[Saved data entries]
---*---

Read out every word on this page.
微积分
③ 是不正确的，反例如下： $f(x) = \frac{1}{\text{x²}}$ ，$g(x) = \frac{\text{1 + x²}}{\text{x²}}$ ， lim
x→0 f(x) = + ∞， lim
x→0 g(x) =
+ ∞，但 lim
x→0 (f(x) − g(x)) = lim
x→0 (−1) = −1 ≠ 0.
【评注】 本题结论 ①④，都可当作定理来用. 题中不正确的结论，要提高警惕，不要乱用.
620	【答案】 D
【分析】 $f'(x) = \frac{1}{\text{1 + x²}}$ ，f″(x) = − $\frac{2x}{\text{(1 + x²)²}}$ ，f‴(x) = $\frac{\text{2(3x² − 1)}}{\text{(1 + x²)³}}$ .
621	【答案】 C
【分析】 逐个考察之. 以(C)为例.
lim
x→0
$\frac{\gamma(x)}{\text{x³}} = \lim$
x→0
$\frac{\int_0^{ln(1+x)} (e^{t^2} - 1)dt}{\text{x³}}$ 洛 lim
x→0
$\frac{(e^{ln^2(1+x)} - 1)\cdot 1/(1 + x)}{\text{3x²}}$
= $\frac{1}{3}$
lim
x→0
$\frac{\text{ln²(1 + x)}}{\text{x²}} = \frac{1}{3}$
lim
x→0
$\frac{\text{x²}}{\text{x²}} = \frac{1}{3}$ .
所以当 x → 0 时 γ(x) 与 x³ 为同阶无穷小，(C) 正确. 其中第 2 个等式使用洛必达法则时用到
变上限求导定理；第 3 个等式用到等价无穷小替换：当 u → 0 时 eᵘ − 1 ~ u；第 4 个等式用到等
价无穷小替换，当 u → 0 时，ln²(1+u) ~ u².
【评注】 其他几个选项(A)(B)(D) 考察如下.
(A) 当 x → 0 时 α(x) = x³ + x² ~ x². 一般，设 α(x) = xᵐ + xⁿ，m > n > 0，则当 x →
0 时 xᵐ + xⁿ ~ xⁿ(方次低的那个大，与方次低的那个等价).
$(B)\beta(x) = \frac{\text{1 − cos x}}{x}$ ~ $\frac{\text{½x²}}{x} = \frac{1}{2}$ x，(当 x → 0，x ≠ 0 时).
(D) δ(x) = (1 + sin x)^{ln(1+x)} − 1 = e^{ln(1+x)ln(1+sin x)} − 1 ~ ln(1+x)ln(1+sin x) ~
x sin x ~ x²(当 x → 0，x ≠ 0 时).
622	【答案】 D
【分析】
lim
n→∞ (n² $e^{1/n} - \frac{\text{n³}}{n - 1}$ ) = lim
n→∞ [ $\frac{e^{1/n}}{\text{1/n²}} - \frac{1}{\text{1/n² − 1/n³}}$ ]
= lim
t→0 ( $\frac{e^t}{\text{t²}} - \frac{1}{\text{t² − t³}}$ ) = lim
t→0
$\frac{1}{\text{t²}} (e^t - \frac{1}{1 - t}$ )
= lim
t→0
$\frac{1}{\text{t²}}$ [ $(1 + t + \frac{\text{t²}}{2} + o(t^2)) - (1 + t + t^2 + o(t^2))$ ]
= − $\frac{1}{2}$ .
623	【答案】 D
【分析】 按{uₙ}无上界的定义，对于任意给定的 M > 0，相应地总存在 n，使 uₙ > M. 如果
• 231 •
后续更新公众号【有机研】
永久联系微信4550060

---*---

_Stated goal_
Restate every line of the data word for word.

_Task solution_
Read out every word on this page.
微积分
③ 是不正确的，反例如下： $f(x) = \frac{1}{\text{x²}}$ ，$g(x) = \frac{\text{1 + x²}}{\text{x²}}$ ， lim
x→0 f(x) = + ∞， lim
x→0 g(x) =
+ ∞，但 lim
x→0 (f(x) − g(x)) = lim
x→0 (−1) = −1 ≠ 0.
【评注】 本题结论 ①④，都可当作定理来用. 题中不正确的结论，要提高警惕，不要乱用.
620	【答案】 D
【分析】 $f'(x) = \frac{1}{\text{1 + x²}}$ ，f″(x) = − $\frac{2x}{\text{(1 + x²)²}}$ ，f‴(x) = $\frac{\text{2(3x² − 1)}}{\text{(1 + x²)³}}$ .
621	【答案】 C
【分析】 逐个考察之. 以(C)为例.
lim
x→0
$\frac{\gamma(x)}{\text{x³}} = \lim$
x→0
$\frac{\int_0^{ln(1+x)} (e^{t^2} - 1)dt}{\text{x³}}$ 洛 lim
x→0
$\frac{(e^{ln^2(1+x)} - 1)\cdot 1/(1 + x)}{\text{3x²}}$
= $\frac{1}{3}$
lim
x→0
$\frac{\text{ln²(1 + x)}}{\text{x²}} = \frac{1}{3}$
lim
x→0
$\frac{\text{x²}}{\text{x²}} = \frac{1}{3}$ .
所以当 x → 0 时 γ(x) 与 x³ 为同阶无穷小，(C) 正确. 其中第 2 个等式使用洛必达法则时用到
变上限求导定理；第 3 个等式用到等价无穷小替换：当 u → 0 时 eᵘ − 1 ~ u；第 4 个等式用到等
价无穷小替换，当 u → 0 时，ln²(1+u) ~ u².
【评注】 其他几个选项(A)(B)(D) 考察如下.
(A) 当 x → 0 时 α(x) = x³ + x² ~ x². 一般，设 α(x) = xᵐ + xⁿ，m > n > 0，则当 x →
0 时 xᵐ + xⁿ ~ xⁿ(方次低的那个大，与方次低的那个等价).
$(B)\beta(x) = \frac{\text{1 − cos x}}{x}$ ~ $\frac{\text{½x²}}{x} = \frac{1}{2}$ x，(当 x → 0，x ≠ 0 时).
(D) δ(x) = (1 + sin x)^{ln(1+x)} − 1 = e^{ln(1+x)ln(1+sin x)} − 1 ~ ln(1+x)ln(1+sin x) ~
x sin x ~ x²(当 x → 0，x ≠ 0 时).
622	【答案】 D
【分析】
lim
n→∞ (n² $e^{1/n} - \frac{\text{n³}}{n - 1}$ ) = lim
n→∞ [ $\frac{e^{1/n}}{\text{1/n²}} - \frac{1}{\text{1/n² − 1/n³}}$ ]
= lim
t→0 ( $\frac{e^t}{\text{t²}} - \frac{1}{\text{t² − t³}}$ ) = lim
t→0
$\frac{1}{\text{t²}} (e^t - \frac{1}{1 - t}$ )
= lim
t→0
$\frac{1}{\text{t²}}$ [ $(1 + t + \frac{\text{t²}}{2} + o(t^2)) - (1 + t + t^2 + o(t^2))$ ]
= − $\frac{1}{2}$ .
623	【答案】 D
【分析】 按{uₙ}无上界的定义，对于任意给定的 M > 0，相应地总存在 n，使 uₙ > M. 如果
• 231 •
后续更新公众号【有机研】
永久联系微信4550060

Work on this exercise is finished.